§ **Problem statement**
Reproduce each of the rows below verbatim, omitting the picture from your answer.

§ **Element and coordinate rows**
+++
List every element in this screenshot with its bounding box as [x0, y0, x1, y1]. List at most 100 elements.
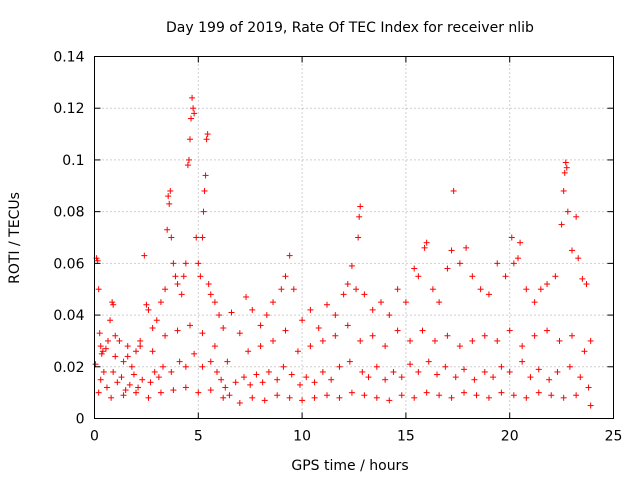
data-point — [564, 208, 571, 215]
data-point — [332, 332, 339, 339]
data-point — [477, 286, 484, 293]
data-point — [149, 348, 156, 355]
data-point — [218, 376, 225, 383]
data-point — [481, 368, 488, 375]
data-point — [423, 389, 430, 396]
data-point — [207, 358, 214, 365]
data-point — [182, 384, 189, 391]
data-point — [340, 291, 347, 298]
data-point — [423, 239, 430, 246]
chart-title: Day 199 of 2019, Rate Of TEC Index for r… — [166, 20, 534, 36]
y-axis-label: ROTI / TECUs — [7, 192, 23, 284]
data-point — [174, 281, 181, 288]
data-point — [344, 281, 351, 288]
data-point — [199, 363, 206, 370]
data-point — [307, 343, 314, 350]
data-point — [377, 299, 384, 306]
data-point — [103, 384, 110, 391]
data-point — [563, 164, 570, 171]
data-point — [494, 260, 501, 267]
data-point — [100, 368, 107, 375]
data-point — [336, 394, 343, 401]
data-point — [560, 394, 567, 401]
data-point — [278, 286, 285, 293]
data-point — [104, 337, 111, 344]
data-point — [249, 306, 256, 313]
axis-ticks: 0 0.02 0.04 0.06 0.08 0.1 0.12 0.14 0 5 10 15 20 25 — [53, 50, 622, 445]
data-point — [160, 363, 167, 370]
data-point — [195, 260, 202, 267]
data-point — [510, 260, 517, 267]
data-point — [201, 187, 208, 194]
data-point — [319, 337, 326, 344]
data-point — [282, 327, 289, 334]
data-point — [568, 247, 575, 254]
data-point — [145, 394, 152, 401]
data-point — [94, 257, 101, 264]
data-point — [186, 322, 193, 329]
data-point — [382, 343, 389, 350]
data-point — [548, 392, 555, 399]
data-point — [180, 273, 187, 280]
data-point — [577, 374, 584, 381]
data-point — [585, 384, 592, 391]
data-point — [149, 325, 156, 331]
y-tick-label: 0 — [76, 412, 85, 428]
data-point — [189, 94, 196, 101]
data-point — [137, 337, 144, 344]
data-point — [174, 327, 181, 334]
data-point — [130, 371, 137, 378]
data-point — [394, 286, 401, 293]
data-point — [226, 392, 233, 399]
data-point — [286, 394, 293, 401]
data-point — [110, 301, 117, 308]
data-point — [112, 332, 119, 339]
data-point — [143, 301, 150, 308]
data-point — [456, 343, 463, 350]
data-point — [579, 275, 586, 282]
data-point — [155, 374, 162, 381]
data-point — [162, 286, 169, 293]
data-point — [355, 234, 362, 241]
data-point — [359, 368, 366, 375]
data-point — [191, 110, 198, 117]
data-point — [419, 327, 426, 334]
data-point — [120, 392, 127, 399]
data-point — [282, 273, 289, 280]
data-point — [544, 327, 551, 334]
data-point — [116, 337, 123, 344]
data-point — [164, 226, 171, 233]
data-point — [461, 389, 468, 396]
data-point — [224, 358, 231, 365]
data-point — [261, 397, 268, 404]
y-tick-label: 0.08 — [53, 205, 84, 221]
data-point — [188, 115, 195, 122]
data-point — [247, 381, 254, 388]
data-point — [182, 260, 189, 267]
data-point — [222, 384, 229, 391]
data-point — [436, 299, 443, 306]
data-point — [199, 234, 206, 241]
data-point — [587, 402, 594, 409]
data-point — [573, 392, 580, 399]
data-point — [186, 136, 193, 143]
data-point — [568, 332, 575, 339]
data-point — [137, 343, 144, 350]
data-point — [498, 389, 505, 396]
data-point — [162, 332, 169, 339]
data-point — [303, 374, 310, 381]
data-point — [361, 291, 368, 298]
data-point — [508, 234, 515, 241]
data-point — [450, 187, 457, 194]
data-point — [361, 392, 368, 399]
data-point — [168, 234, 175, 241]
data-point — [407, 361, 414, 368]
data-point — [506, 368, 513, 375]
data-point — [213, 368, 220, 375]
data-point — [120, 358, 127, 365]
data-point — [357, 203, 364, 210]
data-point — [228, 309, 235, 316]
data-point — [471, 376, 478, 383]
data-point — [139, 376, 146, 383]
data-point — [566, 363, 573, 370]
+++
§ **Written reply**
List every element in this screenshot with its bounding box as [x0, y0, x1, y1]. List at most 100 elements.
data-point — [564, 208, 571, 215]
data-point — [332, 332, 339, 339]
data-point — [477, 286, 484, 293]
data-point — [149, 348, 156, 355]
data-point — [218, 376, 225, 383]
data-point — [481, 368, 488, 375]
data-point — [423, 389, 430, 396]
data-point — [207, 358, 214, 365]
data-point — [182, 384, 189, 391]
data-point — [340, 291, 347, 298]
data-point — [423, 239, 430, 246]
chart-title: Day 199 of 2019, Rate Of TEC Index for r… — [166, 20, 534, 36]
y-axis-label: ROTI / TECUs — [7, 192, 23, 284]
data-point — [174, 281, 181, 288]
data-point — [344, 281, 351, 288]
data-point — [199, 363, 206, 370]
data-point — [307, 343, 314, 350]
data-point — [377, 299, 384, 306]
data-point — [103, 384, 110, 391]
data-point — [563, 164, 570, 171]
data-point — [494, 260, 501, 267]
data-point — [100, 368, 107, 375]
data-point — [336, 394, 343, 401]
data-point — [560, 394, 567, 401]
data-point — [278, 286, 285, 293]
data-point — [104, 337, 111, 344]
data-point — [249, 306, 256, 313]
axis-ticks: 0 0.02 0.04 0.06 0.08 0.1 0.12 0.14 0 5 10 15 20 25 — [53, 50, 622, 445]
data-point — [160, 363, 167, 370]
data-point — [195, 260, 202, 267]
data-point — [510, 260, 517, 267]
data-point — [201, 187, 208, 194]
data-point — [319, 337, 326, 344]
data-point — [282, 327, 289, 334]
data-point — [568, 247, 575, 254]
data-point — [145, 394, 152, 401]
data-point — [94, 257, 101, 264]
data-point — [186, 322, 193, 329]
data-point — [382, 343, 389, 350]
data-point — [548, 392, 555, 399]
data-point — [180, 273, 187, 280]
data-point — [577, 374, 584, 381]
data-point — [585, 384, 592, 391]
data-point — [149, 325, 156, 331]
y-tick-label: 0 — [76, 412, 85, 428]
data-point — [189, 94, 196, 101]
data-point — [137, 337, 144, 344]
data-point — [174, 327, 181, 334]
data-point — [130, 371, 137, 378]
data-point — [394, 286, 401, 293]
data-point — [226, 392, 233, 399]
data-point — [286, 394, 293, 401]
data-point — [110, 301, 117, 308]
data-point — [112, 332, 119, 339]
data-point — [143, 301, 150, 308]
data-point — [456, 343, 463, 350]
data-point — [579, 275, 586, 282]
data-point — [155, 374, 162, 381]
data-point — [162, 286, 169, 293]
data-point — [355, 234, 362, 241]
data-point — [359, 368, 366, 375]
data-point — [191, 110, 198, 117]
data-point — [419, 327, 426, 334]
data-point — [120, 392, 127, 399]
data-point — [282, 273, 289, 280]
data-point — [544, 327, 551, 334]
data-point — [116, 337, 123, 344]
data-point — [164, 226, 171, 233]
data-point — [461, 389, 468, 396]
data-point — [224, 358, 231, 365]
data-point — [261, 397, 268, 404]
y-tick-label: 0.08 — [53, 205, 84, 221]
data-point — [188, 115, 195, 122]
data-point — [247, 381, 254, 388]
data-point — [182, 260, 189, 267]
data-point — [222, 384, 229, 391]
data-point — [436, 299, 443, 306]
data-point — [199, 234, 206, 241]
data-point — [587, 402, 594, 409]
data-point — [573, 392, 580, 399]
data-point — [186, 136, 193, 143]
data-point — [568, 332, 575, 339]
data-point — [137, 343, 144, 350]
data-point — [498, 389, 505, 396]
data-point — [162, 332, 169, 339]
data-point — [303, 374, 310, 381]
data-point — [361, 291, 368, 298]
data-point — [508, 234, 515, 241]
data-point — [450, 187, 457, 194]
data-point — [361, 392, 368, 399]
data-point — [168, 234, 175, 241]
data-point — [407, 361, 414, 368]
data-point — [506, 368, 513, 375]
data-point — [213, 368, 220, 375]
data-point — [120, 358, 127, 365]
data-point — [357, 203, 364, 210]
data-point — [228, 309, 235, 316]
data-point — [471, 376, 478, 383]
data-point — [139, 376, 146, 383]
data-point — [566, 363, 573, 370]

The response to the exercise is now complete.